# Task requirements
Copy all lines holding the word "הטורניר" from the entries.
□ □ □
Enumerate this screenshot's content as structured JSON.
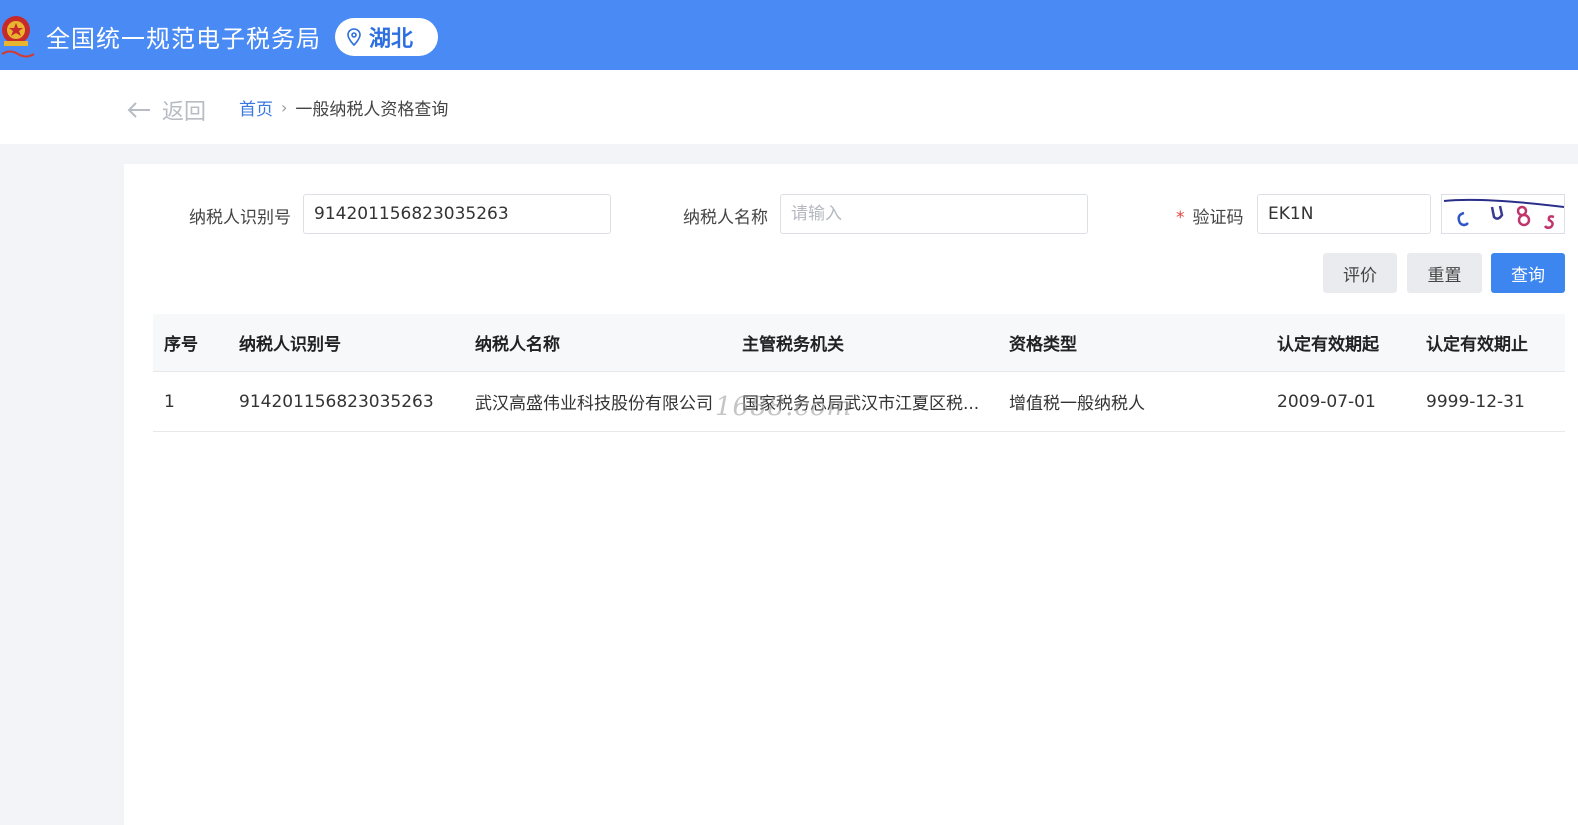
{
  "header": {
    "title": "全国统一规范电子税务局",
    "region": "湖北",
    "bg_color": "#4a8af4"
  },
  "nav": {
    "back_label": "返回",
    "breadcrumb": {
      "home": "首页",
      "separator": "›",
      "current": "一般纳税人资格查询"
    }
  },
  "form": {
    "taxpayer_id": {
      "label": "纳税人识别号",
      "value": "914201156823035263"
    },
    "taxpayer_name": {
      "label": "纳税人名称",
      "placeholder": "请输入",
      "value": ""
    },
    "captcha": {
      "required_mark": "*",
      "label": "验证码",
      "value": "EK1N"
    }
  },
  "buttons": {
    "evaluate": "评价",
    "reset": "重置",
    "query": "查询"
  },
  "table": {
    "headers": [
      "序号",
      "纳税人识别号",
      "纳税人名称",
      "主管税务机关",
      "资格类型",
      "认定有效期起",
      "认定有效期止"
    ],
    "rows": [
      [
        "1",
        "914201156823035263",
        "武汉高盛伟业科技股份有限公司",
        "国家税务总局武汉市江夏区税...",
        "增值税一般纳税人",
        "2009-07-01",
        "9999-12-31"
      ]
    ]
  },
  "watermark": "1688.com",
  "colors": {
    "primary": "#3d86f0",
    "link": "#3a78e0",
    "required": "#e0453c"
  }
}
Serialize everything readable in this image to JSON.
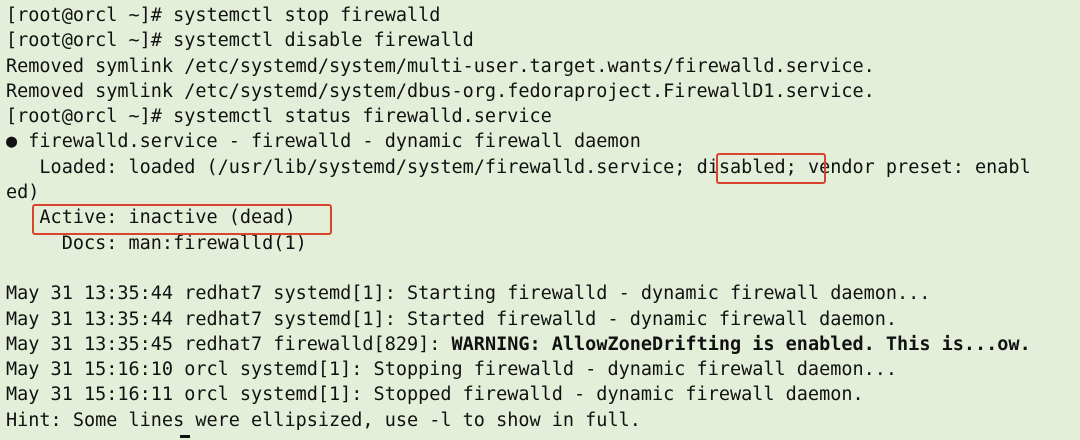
{
  "colors": {
    "background": "#e3efd9",
    "text": "#111111",
    "highlight": "#d9442e"
  },
  "lines": [
    {
      "text": "[root@orcl ~]# systemctl stop firewalld"
    },
    {
      "text": "[root@orcl ~]# systemctl disable firewalld"
    },
    {
      "text": "Removed symlink /etc/systemd/system/multi-user.target.wants/firewalld.service."
    },
    {
      "text": "Removed symlink /etc/systemd/system/dbus-org.fedoraproject.FirewallD1.service."
    },
    {
      "text": "[root@orcl ~]# systemctl status firewalld.service"
    },
    {
      "text": "● firewalld.service - firewalld - dynamic firewall daemon"
    },
    {
      "before": "   Loaded: loaded (/usr/lib/systemd/system/firewalld.service; ",
      "highlight": "disabled",
      "after": "; vendor preset: enabl"
    },
    {
      "text": "ed)"
    },
    {
      "text": "   Active: inactive (dead)"
    },
    {
      "text": "     Docs: man:firewalld(1)"
    },
    {
      "text": ""
    },
    {
      "text": "May 31 13:35:44 redhat7 systemd[1]: Starting firewalld - dynamic firewall daemon..."
    },
    {
      "text": "May 31 13:35:44 redhat7 systemd[1]: Started firewalld - dynamic firewall daemon."
    },
    {
      "before": "May 31 13:35:45 redhat7 firewalld[829]: ",
      "bold": "WARNING: AllowZoneDrifting is enabled. This is...ow."
    },
    {
      "text": "May 31 15:16:10 orcl systemd[1]: Stopping firewalld - dynamic firewall daemon..."
    },
    {
      "text": "May 31 15:16:11 orcl systemd[1]: Stopped firewalld - dynamic firewall daemon."
    },
    {
      "text": "Hint: Some lines were ellipsized, use -l to show in full."
    }
  ]
}
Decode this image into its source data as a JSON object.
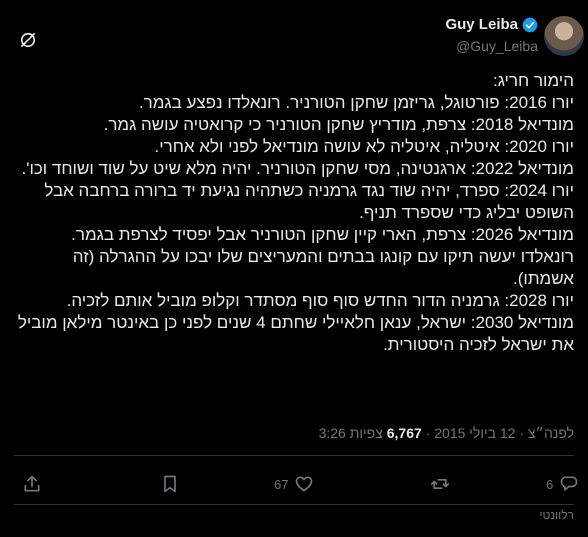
{
  "author": {
    "name": "Guy Leiba",
    "handle": "@Guy_Leiba"
  },
  "icons": {
    "grok": "grok-icon",
    "verified": "verified-badge-icon",
    "share": "share-icon",
    "bookmark": "bookmark-icon",
    "like": "heart-icon",
    "retweet": "retweet-icon",
    "reply": "reply-icon"
  },
  "tweet": {
    "lines": [
      "הימור חריג:",
      "יורו 2016: פורטוגל, גריזמן שחקן הטורניר. רונאלדו נפצע בגמר.",
      "מונדיאל 2018: צרפת, מודריץ שחקן הטורניר כי קרואטיה עושה גמר.",
      "יורו 2020: איטליה, איטליה לא עושה מונדיאל לפני ולא אחרי.",
      "מונדיאל 2022: ארגנטינה, מסי שחקן הטורניר. יהיה מלא שיט על שוד ושוחד וכו'.",
      "יורו 2024: ספרד, יהיה שוד נגד גרמניה כשתהיה נגיעת יד ברורה ברחבה אבל השופט יבליג כדי שספרד תניף.",
      "מונדיאל 2026: צרפת, הארי קיין שחקן הטורניר אבל יפסיד לצרפת בגמר. רונאלדו יעשה תיקו עם קונגו בבתים והמעריצים שלו יבכו על ההגרלה (זה אשמתו).",
      "יורו 2028: גרמניה הדור החדש סוף סוף מסתדר וקלופ מוביל אותם לזכיה.",
      "מונדיאל 2030: ישראל, ענאן חלאיילי שחתם 4 שנים לפני כן באינטר מילאן מוביל את ישראל לזכיה היסטורית."
    ],
    "time": "3:26 לפנה״צ",
    "separator": "·",
    "date": "12 ביולי 2015",
    "views_count": "6,767",
    "views_label": "צפיות"
  },
  "actions": {
    "reply_count": "6",
    "retweet_count": "",
    "like_count": "67"
  },
  "footer": {
    "relevant_label": "רלוונטי"
  },
  "colors": {
    "background": "#000000",
    "text": "#e7e9ea",
    "muted": "#71767b",
    "verified": "#1d9bf0",
    "divider": "#2f3336"
  }
}
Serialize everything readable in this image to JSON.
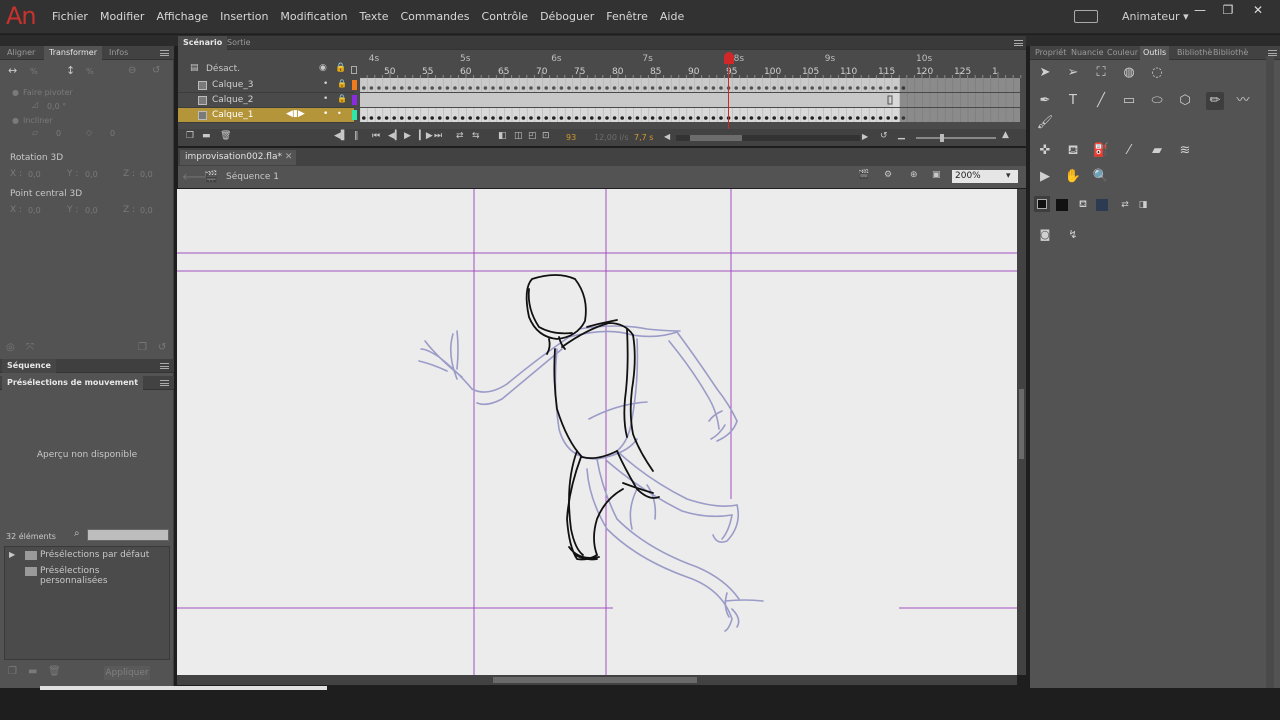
{
  "app": {
    "logo": "An",
    "menu": [
      "Fichier",
      "Modifier",
      "Affichage",
      "Insertion",
      "Modification",
      "Texte",
      "Commandes",
      "Contrôle",
      "Déboguer",
      "Fenêtre",
      "Aide"
    ],
    "workspace": "Animateur",
    "window_controls": [
      "—",
      "❐",
      "✕"
    ]
  },
  "left_panel": {
    "tabs": [
      "Aligner",
      "Transformer",
      "Infos"
    ],
    "active_tab": "Transformer",
    "rotate_label": "Faire pivoter",
    "rotate_value": "0,0 °",
    "skew_label": "Incliner",
    "skew_value_h": "0",
    "skew_value_v": "0",
    "scale_h": "%",
    "scale_v": "%",
    "rotation3d_label": "Rotation 3D",
    "rotation3d": {
      "x": "0,0",
      "y": "0,0",
      "z": "0,0"
    },
    "center3d_label": "Point central 3D",
    "center3d": {
      "x": "0,0",
      "y": "0,0",
      "z": "0,0"
    },
    "axis_x": "X :",
    "axis_y": "Y :",
    "axis_z": "Z :",
    "sequence_tab": "Séquence",
    "presets_tab": "Présélections de mouvement",
    "preview_unavailable": "Aperçu non disponible",
    "element_count": "32 éléments",
    "folders": [
      "Présélections par défaut",
      "Présélections personnalisées"
    ],
    "apply_button": "Appliquer"
  },
  "timeline": {
    "tabs": [
      "Scénario",
      "Sortie"
    ],
    "active_tab": "Scénario",
    "header_label": "Désact.",
    "seconds": [
      "4s",
      "5s",
      "6s",
      "7s",
      "8s",
      "9s",
      "10s"
    ],
    "frame_labels": [
      "50",
      "55",
      "60",
      "65",
      "70",
      "75",
      "80",
      "85",
      "90",
      "95",
      "100",
      "105",
      "110",
      "115",
      "120",
      "125",
      "1"
    ],
    "layers": [
      {
        "name": "Calque_3",
        "color": "#f07b1a",
        "selected": false
      },
      {
        "name": "Calque_2",
        "color": "#8a2be2",
        "selected": false
      },
      {
        "name": "Calque_1",
        "color": "#2ee6a8",
        "selected": true
      }
    ],
    "current_frame": "93",
    "fps": "12,00 i/s",
    "time": "7,7 s"
  },
  "stage": {
    "document_tab": "improvisation002.fla*",
    "scene": "Séquence 1",
    "zoom": "200%"
  },
  "right_panel": {
    "tabs": [
      "Propriét",
      "Nuancie",
      "Couleur",
      "Outils",
      "Bibliothè",
      "Bibliothè"
    ],
    "active_tab": "Outils"
  },
  "colors": {
    "accent": "#c8322d",
    "guide": "#a34fbf",
    "onion": "#9b9bc8",
    "stroke": "#111111",
    "playhead": "#d02828"
  }
}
□ □ □
# Answer in full
      "יורו 2016: פורטוגל, גריזמן שחקן הטורניר. רונאלדו נפצע בגמר.",
      "מונדיאל 2018: צרפת, מודריץ שחקן הטורניר כי קרואטיה עושה גמר.",
      "מונדיאל 2022: ארגנטינה, מסי שחקן הטורניר. יהיה מלא שיט על שוד ושוחד וכו'.",
      "מונדיאל 2026: צרפת, הארי קיין שחקן הטורניר אבל יפסיד לצרפת בגמר. רונאלדו יעשה תיקו עם קונגו בבתים והמעריצים שלו יבכו על ההגרלה (זה אשמתו).",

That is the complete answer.